**Listed entries**
⟨

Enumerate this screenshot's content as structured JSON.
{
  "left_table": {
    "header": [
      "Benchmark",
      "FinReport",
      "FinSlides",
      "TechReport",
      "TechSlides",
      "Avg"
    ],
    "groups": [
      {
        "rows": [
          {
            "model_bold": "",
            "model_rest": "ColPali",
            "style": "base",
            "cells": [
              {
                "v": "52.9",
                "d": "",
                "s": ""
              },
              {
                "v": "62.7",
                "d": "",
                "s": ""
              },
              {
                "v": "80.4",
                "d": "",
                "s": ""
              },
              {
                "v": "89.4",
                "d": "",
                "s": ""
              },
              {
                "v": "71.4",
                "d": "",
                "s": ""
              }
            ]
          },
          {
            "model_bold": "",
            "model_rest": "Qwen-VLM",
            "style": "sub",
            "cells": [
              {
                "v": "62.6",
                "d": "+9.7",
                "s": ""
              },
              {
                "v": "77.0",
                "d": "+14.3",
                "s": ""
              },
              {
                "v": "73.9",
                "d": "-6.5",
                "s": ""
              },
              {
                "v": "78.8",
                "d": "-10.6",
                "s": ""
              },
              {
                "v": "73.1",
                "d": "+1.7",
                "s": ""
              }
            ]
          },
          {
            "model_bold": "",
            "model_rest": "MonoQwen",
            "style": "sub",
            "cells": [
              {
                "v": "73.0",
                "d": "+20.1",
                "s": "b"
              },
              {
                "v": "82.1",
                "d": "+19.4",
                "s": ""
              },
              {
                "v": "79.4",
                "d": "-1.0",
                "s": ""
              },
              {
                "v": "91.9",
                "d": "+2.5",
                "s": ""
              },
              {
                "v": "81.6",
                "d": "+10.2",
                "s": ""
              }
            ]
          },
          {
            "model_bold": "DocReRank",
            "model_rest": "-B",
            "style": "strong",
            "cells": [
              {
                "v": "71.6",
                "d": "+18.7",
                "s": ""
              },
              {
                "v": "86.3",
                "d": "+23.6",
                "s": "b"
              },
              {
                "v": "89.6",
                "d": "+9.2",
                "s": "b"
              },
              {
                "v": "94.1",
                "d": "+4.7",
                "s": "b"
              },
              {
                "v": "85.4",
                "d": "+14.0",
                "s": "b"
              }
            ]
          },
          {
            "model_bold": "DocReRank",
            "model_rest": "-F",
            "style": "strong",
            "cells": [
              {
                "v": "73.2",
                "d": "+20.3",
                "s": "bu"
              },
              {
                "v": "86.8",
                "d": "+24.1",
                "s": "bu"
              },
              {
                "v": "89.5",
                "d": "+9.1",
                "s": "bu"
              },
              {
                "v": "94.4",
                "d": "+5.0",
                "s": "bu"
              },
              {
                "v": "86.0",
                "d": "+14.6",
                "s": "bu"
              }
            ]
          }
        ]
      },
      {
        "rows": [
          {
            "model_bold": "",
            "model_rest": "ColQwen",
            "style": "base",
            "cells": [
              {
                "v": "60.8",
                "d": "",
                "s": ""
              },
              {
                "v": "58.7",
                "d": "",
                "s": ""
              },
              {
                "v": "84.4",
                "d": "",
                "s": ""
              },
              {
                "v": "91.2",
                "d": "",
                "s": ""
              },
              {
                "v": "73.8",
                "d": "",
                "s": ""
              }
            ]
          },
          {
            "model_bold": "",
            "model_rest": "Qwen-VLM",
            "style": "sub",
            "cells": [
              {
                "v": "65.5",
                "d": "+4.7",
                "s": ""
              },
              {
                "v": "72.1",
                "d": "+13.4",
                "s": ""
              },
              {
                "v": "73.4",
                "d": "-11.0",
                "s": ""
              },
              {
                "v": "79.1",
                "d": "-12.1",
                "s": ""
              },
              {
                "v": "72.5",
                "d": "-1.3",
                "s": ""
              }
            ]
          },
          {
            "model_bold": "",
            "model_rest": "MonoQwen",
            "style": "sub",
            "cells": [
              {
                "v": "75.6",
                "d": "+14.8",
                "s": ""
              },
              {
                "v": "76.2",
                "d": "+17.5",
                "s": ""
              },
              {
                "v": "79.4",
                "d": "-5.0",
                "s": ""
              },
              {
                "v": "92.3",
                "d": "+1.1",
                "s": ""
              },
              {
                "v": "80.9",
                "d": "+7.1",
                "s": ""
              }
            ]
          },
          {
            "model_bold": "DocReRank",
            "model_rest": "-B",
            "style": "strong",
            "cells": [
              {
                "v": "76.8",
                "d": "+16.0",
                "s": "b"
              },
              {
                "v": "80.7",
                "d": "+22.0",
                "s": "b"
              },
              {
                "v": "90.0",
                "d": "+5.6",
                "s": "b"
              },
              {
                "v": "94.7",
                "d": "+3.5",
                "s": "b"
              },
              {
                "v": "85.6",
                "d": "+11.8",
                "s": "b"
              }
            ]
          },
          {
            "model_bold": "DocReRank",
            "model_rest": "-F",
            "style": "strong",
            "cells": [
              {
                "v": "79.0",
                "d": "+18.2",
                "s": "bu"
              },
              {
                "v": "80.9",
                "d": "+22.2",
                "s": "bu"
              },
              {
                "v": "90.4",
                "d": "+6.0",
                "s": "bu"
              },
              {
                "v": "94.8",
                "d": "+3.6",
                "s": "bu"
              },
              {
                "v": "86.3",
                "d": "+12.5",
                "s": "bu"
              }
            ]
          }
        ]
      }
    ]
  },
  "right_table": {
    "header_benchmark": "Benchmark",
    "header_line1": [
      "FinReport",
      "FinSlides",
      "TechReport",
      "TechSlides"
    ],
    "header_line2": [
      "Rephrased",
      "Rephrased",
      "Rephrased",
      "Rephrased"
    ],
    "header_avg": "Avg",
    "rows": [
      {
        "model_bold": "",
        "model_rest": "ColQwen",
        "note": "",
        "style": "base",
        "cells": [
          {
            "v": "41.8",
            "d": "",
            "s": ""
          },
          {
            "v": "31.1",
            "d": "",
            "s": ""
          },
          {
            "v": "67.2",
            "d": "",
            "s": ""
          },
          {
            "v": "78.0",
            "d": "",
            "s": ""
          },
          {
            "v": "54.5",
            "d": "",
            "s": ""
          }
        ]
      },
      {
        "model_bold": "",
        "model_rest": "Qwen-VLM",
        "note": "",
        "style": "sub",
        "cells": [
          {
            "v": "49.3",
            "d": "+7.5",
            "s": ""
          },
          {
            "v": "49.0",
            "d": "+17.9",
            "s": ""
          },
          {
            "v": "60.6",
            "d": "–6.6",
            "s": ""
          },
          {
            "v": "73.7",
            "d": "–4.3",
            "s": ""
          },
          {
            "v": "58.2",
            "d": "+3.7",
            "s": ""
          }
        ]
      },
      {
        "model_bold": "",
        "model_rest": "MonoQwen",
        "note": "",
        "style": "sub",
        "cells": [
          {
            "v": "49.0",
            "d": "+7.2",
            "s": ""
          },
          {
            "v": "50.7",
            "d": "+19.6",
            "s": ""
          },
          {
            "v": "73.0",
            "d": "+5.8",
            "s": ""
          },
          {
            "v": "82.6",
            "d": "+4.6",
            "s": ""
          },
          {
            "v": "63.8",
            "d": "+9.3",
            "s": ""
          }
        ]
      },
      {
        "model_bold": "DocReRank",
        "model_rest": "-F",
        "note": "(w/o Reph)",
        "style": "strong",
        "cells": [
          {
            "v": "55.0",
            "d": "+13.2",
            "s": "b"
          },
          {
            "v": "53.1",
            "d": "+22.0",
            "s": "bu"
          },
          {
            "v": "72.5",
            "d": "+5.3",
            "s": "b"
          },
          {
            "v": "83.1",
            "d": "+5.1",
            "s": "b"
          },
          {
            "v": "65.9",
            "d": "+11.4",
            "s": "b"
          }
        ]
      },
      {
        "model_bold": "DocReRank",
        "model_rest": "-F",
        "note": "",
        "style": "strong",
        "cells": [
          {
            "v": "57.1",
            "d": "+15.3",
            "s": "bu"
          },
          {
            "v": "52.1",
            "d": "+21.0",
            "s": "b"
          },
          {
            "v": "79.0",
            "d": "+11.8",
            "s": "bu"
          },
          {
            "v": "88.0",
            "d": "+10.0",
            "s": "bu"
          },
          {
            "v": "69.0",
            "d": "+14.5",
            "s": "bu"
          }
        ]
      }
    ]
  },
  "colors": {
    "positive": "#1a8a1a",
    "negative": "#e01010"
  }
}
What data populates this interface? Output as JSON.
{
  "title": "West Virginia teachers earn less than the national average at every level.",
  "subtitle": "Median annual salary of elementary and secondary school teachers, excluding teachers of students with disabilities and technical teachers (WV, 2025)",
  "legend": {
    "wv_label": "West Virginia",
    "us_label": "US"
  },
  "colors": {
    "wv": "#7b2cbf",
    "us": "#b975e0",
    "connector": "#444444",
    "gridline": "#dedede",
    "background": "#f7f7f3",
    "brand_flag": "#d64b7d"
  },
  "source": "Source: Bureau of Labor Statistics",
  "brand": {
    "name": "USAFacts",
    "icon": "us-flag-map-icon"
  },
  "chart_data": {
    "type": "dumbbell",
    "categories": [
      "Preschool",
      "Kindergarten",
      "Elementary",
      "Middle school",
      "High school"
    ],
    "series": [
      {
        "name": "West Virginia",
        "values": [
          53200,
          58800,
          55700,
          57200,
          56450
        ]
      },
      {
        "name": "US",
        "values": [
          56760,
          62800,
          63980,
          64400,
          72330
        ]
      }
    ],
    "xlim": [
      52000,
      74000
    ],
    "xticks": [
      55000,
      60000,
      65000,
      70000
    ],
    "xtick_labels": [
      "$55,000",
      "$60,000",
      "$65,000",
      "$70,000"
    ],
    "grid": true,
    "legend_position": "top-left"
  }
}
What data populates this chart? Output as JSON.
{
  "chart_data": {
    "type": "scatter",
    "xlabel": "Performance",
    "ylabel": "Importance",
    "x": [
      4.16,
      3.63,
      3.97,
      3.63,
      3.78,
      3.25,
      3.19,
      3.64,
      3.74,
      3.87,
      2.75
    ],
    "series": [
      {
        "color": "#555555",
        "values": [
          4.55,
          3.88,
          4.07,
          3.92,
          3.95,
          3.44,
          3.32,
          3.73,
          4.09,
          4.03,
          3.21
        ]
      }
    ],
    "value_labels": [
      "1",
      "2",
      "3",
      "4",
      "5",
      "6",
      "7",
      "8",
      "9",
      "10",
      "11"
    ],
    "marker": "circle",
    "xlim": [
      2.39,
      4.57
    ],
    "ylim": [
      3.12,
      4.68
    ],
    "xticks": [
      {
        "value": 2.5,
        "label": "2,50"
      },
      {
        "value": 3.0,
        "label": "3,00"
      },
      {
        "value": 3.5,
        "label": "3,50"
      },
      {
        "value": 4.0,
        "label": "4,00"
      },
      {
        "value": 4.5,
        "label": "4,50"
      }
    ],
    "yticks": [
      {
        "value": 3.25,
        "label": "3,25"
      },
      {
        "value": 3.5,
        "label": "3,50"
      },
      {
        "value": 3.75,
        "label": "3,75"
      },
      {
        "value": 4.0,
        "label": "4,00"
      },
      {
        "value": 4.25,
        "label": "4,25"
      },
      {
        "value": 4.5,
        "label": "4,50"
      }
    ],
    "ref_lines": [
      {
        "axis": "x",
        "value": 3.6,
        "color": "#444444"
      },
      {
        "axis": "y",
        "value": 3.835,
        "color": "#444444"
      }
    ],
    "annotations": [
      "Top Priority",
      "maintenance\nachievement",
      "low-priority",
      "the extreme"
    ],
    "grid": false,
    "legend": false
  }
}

⟩

**Directive**
Using the material above, report each line where "name" occurs.

**Correct output**
    "name": "USAFacts",
        "name": "West Virginia",
        "name": "US",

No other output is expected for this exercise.